**WHAT IS NEEDED:** Reproduce each of the rows below verbatim, keeping their order.

_ _ _ _ _

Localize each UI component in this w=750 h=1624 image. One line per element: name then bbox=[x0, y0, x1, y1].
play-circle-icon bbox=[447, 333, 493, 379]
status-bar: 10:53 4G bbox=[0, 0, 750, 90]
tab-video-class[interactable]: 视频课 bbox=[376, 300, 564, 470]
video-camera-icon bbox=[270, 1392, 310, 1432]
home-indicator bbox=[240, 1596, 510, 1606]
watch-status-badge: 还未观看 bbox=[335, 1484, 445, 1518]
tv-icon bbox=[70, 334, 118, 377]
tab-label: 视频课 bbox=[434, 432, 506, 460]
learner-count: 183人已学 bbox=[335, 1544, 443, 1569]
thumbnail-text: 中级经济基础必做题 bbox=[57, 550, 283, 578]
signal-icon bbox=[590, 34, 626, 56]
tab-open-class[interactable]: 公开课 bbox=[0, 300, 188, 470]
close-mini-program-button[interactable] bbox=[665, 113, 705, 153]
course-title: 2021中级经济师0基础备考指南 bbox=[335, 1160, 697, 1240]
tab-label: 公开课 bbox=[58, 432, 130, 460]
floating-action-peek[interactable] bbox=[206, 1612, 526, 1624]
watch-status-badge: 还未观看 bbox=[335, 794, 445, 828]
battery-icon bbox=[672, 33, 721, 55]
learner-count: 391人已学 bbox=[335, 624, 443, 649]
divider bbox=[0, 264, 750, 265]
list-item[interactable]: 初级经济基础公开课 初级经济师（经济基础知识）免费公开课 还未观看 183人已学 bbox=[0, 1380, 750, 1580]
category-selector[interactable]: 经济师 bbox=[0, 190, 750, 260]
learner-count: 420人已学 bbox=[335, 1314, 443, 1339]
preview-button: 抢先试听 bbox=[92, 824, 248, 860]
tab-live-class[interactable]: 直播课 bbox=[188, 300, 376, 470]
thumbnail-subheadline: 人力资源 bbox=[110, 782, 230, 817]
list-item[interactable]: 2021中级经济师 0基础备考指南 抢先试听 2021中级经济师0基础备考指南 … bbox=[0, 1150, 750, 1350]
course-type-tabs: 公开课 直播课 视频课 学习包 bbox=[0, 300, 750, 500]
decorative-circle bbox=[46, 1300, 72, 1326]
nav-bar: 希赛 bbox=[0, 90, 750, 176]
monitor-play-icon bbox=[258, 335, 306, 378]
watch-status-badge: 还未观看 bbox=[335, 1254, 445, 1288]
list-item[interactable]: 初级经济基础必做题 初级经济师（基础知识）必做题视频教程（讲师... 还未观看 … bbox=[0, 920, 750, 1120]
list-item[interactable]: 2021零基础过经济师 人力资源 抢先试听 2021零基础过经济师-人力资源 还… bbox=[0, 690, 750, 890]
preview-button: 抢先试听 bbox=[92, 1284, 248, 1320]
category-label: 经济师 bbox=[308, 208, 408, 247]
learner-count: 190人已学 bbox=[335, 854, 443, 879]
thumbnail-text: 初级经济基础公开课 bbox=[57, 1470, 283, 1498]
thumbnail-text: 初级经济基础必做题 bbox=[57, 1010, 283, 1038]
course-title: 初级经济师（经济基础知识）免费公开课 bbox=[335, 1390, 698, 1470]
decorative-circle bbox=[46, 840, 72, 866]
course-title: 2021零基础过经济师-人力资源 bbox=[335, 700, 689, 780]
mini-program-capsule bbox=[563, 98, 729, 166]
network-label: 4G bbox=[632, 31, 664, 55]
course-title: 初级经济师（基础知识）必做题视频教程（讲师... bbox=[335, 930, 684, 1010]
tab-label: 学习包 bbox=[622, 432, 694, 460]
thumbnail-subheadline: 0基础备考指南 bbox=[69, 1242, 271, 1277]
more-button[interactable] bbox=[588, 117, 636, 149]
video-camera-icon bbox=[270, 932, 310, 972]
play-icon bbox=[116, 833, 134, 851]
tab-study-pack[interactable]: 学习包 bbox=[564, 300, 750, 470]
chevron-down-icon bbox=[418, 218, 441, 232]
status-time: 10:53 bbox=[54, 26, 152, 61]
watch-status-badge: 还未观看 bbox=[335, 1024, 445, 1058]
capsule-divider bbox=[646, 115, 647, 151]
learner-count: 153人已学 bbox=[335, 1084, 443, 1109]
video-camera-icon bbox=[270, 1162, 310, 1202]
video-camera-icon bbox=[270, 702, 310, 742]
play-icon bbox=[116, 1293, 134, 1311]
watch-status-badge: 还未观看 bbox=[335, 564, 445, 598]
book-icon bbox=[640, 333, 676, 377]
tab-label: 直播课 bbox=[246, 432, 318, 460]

_ _ _ _ _

**SOLUTION TO THE PROBLEM:**
Localize each UI component in this w=750 h=1624 image. One line per element: name then bbox=[x0, y0, x1, y1].
play-circle-icon bbox=[447, 333, 493, 379]
status-bar: 10:53 4G bbox=[0, 0, 750, 90]
tab-video-class[interactable]: 视频课 bbox=[376, 300, 564, 470]
video-camera-icon bbox=[270, 1392, 310, 1432]
home-indicator bbox=[240, 1596, 510, 1606]
watch-status-badge: 还未观看 bbox=[335, 1484, 445, 1518]
tv-icon bbox=[70, 334, 118, 377]
tab-label: 视频课 bbox=[434, 432, 506, 460]
learner-count: 183人已学 bbox=[335, 1544, 443, 1569]
thumbnail-text: 中级经济基础必做题 bbox=[57, 550, 283, 578]
signal-icon bbox=[590, 34, 626, 56]
tab-open-class[interactable]: 公开课 bbox=[0, 300, 188, 470]
close-mini-program-button[interactable] bbox=[665, 113, 705, 153]
course-title: 2021中级经济师0基础备考指南 bbox=[335, 1160, 697, 1240]
tab-label: 公开课 bbox=[58, 432, 130, 460]
floating-action-peek[interactable] bbox=[206, 1612, 526, 1624]
watch-status-badge: 还未观看 bbox=[335, 794, 445, 828]
battery-icon bbox=[672, 33, 721, 55]
learner-count: 391人已学 bbox=[335, 624, 443, 649]
divider bbox=[0, 264, 750, 265]
list-item[interactable]: 初级经济基础公开课 初级经济师（经济基础知识）免费公开课 还未观看 183人已学 bbox=[0, 1380, 750, 1580]
category-selector[interactable]: 经济师 bbox=[0, 190, 750, 260]
learner-count: 420人已学 bbox=[335, 1314, 443, 1339]
preview-button: 抢先试听 bbox=[92, 824, 248, 860]
tab-live-class[interactable]: 直播课 bbox=[188, 300, 376, 470]
thumbnail-subheadline: 人力资源 bbox=[110, 782, 230, 817]
list-item[interactable]: 2021中级经济师 0基础备考指南 抢先试听 2021中级经济师0基础备考指南 … bbox=[0, 1150, 750, 1350]
course-type-tabs: 公开课 直播课 视频课 学习包 bbox=[0, 300, 750, 500]
decorative-circle bbox=[46, 1300, 72, 1326]
nav-bar: 希赛 bbox=[0, 90, 750, 176]
monitor-play-icon bbox=[258, 335, 306, 378]
watch-status-badge: 还未观看 bbox=[335, 1254, 445, 1288]
list-item[interactable]: 初级经济基础必做题 初级经济师（基础知识）必做题视频教程（讲师... 还未观看 … bbox=[0, 920, 750, 1120]
list-item[interactable]: 2021零基础过经济师 人力资源 抢先试听 2021零基础过经济师-人力资源 还… bbox=[0, 690, 750, 890]
preview-button: 抢先试听 bbox=[92, 1284, 248, 1320]
category-label: 经济师 bbox=[308, 208, 408, 247]
learner-count: 190人已学 bbox=[335, 854, 443, 879]
thumbnail-text: 初级经济基础公开课 bbox=[57, 1470, 283, 1498]
thumbnail-text: 初级经济基础必做题 bbox=[57, 1010, 283, 1038]
course-title: 初级经济师（经济基础知识）免费公开课 bbox=[335, 1390, 698, 1470]
decorative-circle bbox=[46, 840, 72, 866]
course-title: 2021零基础过经济师-人力资源 bbox=[335, 700, 689, 780]
mini-program-capsule bbox=[563, 98, 729, 166]
network-label: 4G bbox=[632, 31, 664, 55]
course-title: 初级经济师（基础知识）必做题视频教程（讲师... bbox=[335, 930, 684, 1010]
tab-label: 学习包 bbox=[622, 432, 694, 460]
thumbnail-subheadline: 0基础备考指南 bbox=[69, 1242, 271, 1277]
more-button[interactable] bbox=[588, 117, 636, 149]
video-camera-icon bbox=[270, 932, 310, 972]
play-icon bbox=[116, 833, 134, 851]
tab-study-pack[interactable]: 学习包 bbox=[564, 300, 750, 470]
chevron-down-icon bbox=[418, 218, 441, 232]
status-time: 10:53 bbox=[54, 26, 152, 61]
watch-status-badge: 还未观看 bbox=[335, 1024, 445, 1058]
capsule-divider bbox=[646, 115, 647, 151]
learner-count: 153人已学 bbox=[335, 1084, 443, 1109]
video-camera-icon bbox=[270, 1162, 310, 1202]
video-camera-icon bbox=[270, 702, 310, 742]
play-icon bbox=[116, 1293, 134, 1311]
watch-status-badge: 还未观看 bbox=[335, 564, 445, 598]
book-icon bbox=[640, 333, 676, 377]
tab-label: 直播课 bbox=[246, 432, 318, 460]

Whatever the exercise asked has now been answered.